----- Records to use -----

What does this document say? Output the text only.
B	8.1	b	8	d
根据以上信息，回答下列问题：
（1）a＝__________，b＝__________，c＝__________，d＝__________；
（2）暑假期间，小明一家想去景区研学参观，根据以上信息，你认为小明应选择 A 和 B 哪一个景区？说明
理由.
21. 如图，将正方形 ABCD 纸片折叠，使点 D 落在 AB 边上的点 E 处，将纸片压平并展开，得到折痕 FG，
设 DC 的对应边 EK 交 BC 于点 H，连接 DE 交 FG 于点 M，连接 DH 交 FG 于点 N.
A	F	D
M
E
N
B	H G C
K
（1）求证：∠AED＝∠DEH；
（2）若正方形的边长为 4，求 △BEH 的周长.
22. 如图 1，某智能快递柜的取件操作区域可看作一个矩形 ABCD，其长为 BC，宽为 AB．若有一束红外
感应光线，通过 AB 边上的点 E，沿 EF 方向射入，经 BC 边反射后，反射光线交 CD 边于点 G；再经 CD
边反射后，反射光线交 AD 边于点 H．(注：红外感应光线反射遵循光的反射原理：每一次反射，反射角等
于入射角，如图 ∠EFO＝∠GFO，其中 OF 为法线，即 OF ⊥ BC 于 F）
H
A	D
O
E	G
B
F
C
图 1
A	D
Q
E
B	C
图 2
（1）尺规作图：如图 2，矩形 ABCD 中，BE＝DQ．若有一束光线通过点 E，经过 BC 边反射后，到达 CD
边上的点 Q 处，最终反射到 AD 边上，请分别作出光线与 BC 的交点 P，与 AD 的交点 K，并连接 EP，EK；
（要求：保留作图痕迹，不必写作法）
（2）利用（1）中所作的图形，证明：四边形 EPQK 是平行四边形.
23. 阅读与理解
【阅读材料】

-----
----- Records to use -----

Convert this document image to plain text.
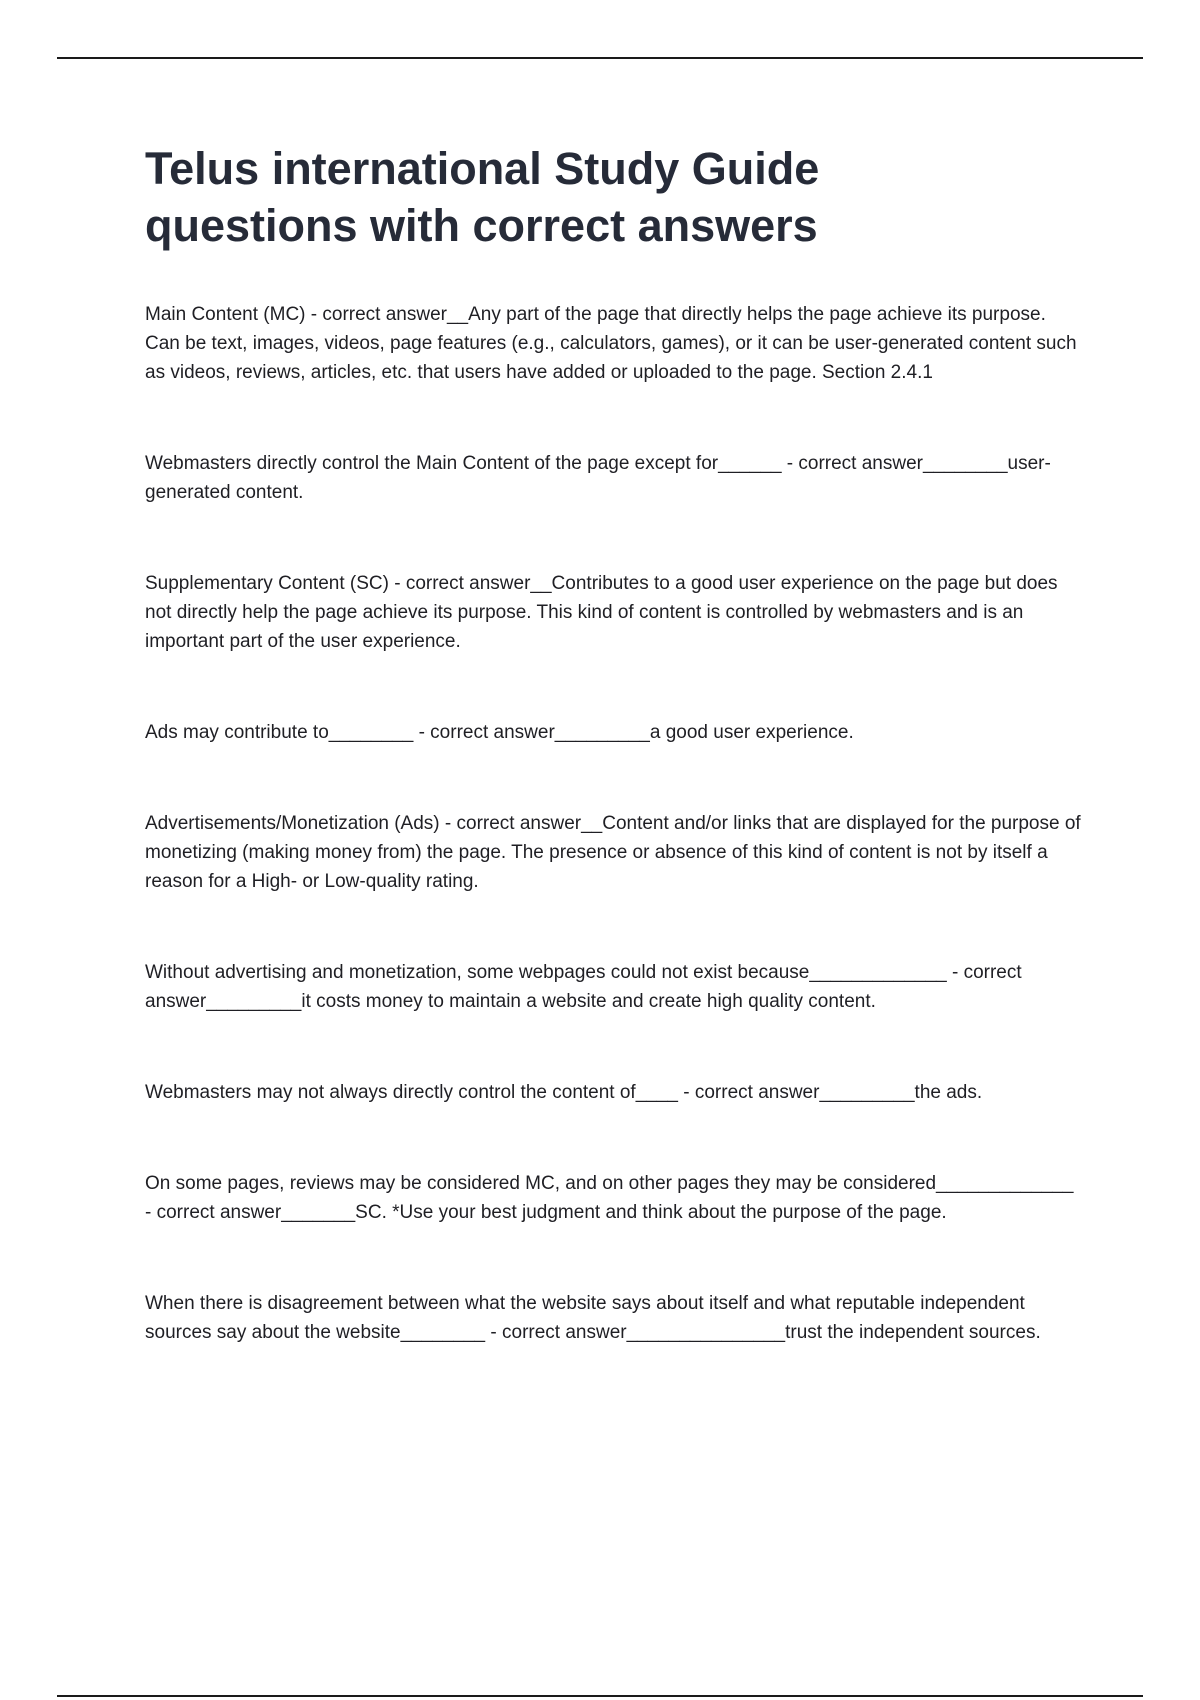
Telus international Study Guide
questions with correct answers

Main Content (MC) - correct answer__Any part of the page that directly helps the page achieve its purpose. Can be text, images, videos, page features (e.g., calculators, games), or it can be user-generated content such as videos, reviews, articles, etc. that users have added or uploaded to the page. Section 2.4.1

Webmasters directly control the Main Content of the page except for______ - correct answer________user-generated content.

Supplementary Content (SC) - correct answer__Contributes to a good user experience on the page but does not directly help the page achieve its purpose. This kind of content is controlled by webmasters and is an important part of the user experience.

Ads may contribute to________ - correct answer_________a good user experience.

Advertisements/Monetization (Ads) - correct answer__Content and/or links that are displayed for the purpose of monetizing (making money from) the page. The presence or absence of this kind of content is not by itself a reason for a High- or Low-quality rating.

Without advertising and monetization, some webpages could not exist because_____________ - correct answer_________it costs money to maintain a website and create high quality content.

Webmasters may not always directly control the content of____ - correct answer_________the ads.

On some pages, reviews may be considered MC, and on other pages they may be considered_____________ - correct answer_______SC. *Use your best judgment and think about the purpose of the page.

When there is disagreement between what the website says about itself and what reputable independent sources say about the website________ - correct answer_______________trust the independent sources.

-----
----- Records to use -----

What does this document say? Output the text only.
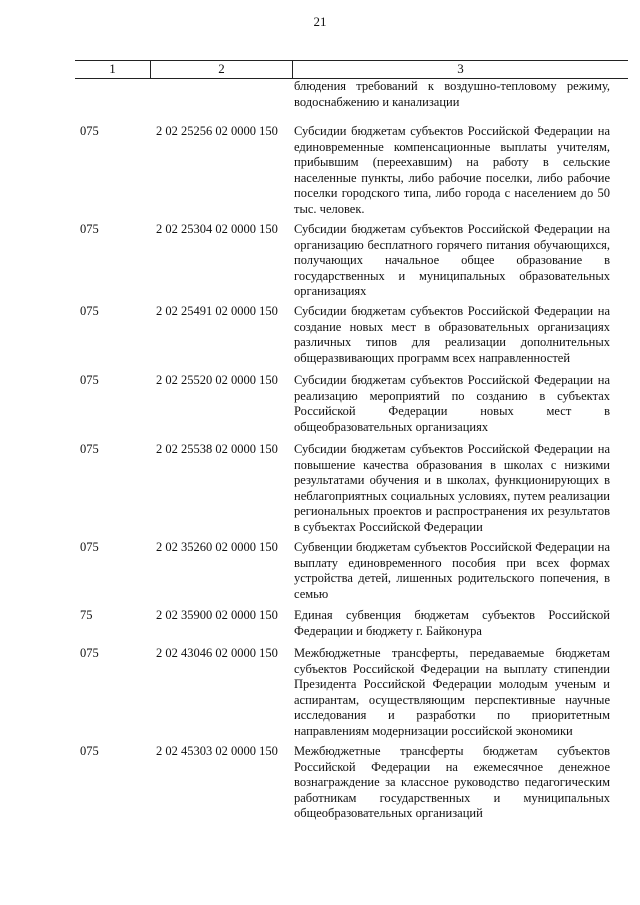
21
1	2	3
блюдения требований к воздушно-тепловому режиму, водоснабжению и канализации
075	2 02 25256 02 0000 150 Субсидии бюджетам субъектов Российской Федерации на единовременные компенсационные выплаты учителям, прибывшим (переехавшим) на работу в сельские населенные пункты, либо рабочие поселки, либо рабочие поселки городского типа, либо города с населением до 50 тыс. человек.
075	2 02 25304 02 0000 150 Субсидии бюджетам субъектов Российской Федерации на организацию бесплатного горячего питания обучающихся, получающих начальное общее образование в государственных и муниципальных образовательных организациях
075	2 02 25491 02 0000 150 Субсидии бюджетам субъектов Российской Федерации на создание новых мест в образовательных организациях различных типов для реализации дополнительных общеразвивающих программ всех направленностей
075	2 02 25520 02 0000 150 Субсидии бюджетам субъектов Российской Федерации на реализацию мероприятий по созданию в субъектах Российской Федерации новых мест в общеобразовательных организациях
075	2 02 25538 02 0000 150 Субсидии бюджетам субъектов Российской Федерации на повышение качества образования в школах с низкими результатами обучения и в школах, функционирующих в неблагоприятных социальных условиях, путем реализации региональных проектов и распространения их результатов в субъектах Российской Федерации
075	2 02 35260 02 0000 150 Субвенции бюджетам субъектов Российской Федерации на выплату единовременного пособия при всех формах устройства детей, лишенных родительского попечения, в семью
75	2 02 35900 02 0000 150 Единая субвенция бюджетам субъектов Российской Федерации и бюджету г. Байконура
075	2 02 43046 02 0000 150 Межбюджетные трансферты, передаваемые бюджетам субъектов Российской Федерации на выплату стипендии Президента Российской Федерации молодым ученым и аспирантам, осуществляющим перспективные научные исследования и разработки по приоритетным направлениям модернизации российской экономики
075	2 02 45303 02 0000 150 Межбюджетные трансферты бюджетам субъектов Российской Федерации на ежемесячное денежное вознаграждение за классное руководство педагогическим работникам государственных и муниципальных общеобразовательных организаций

-----

## [Exercise description]
Return every line of the preceding records in which the word "根据以上信息" appears.

## [Answer to this exercise]
根据以上信息，回答下列问题：
（2）暑假期间，小明一家想去景区研学参观，根据以上信息，你认为小明应选择 A 和 B 哪一个景区？说明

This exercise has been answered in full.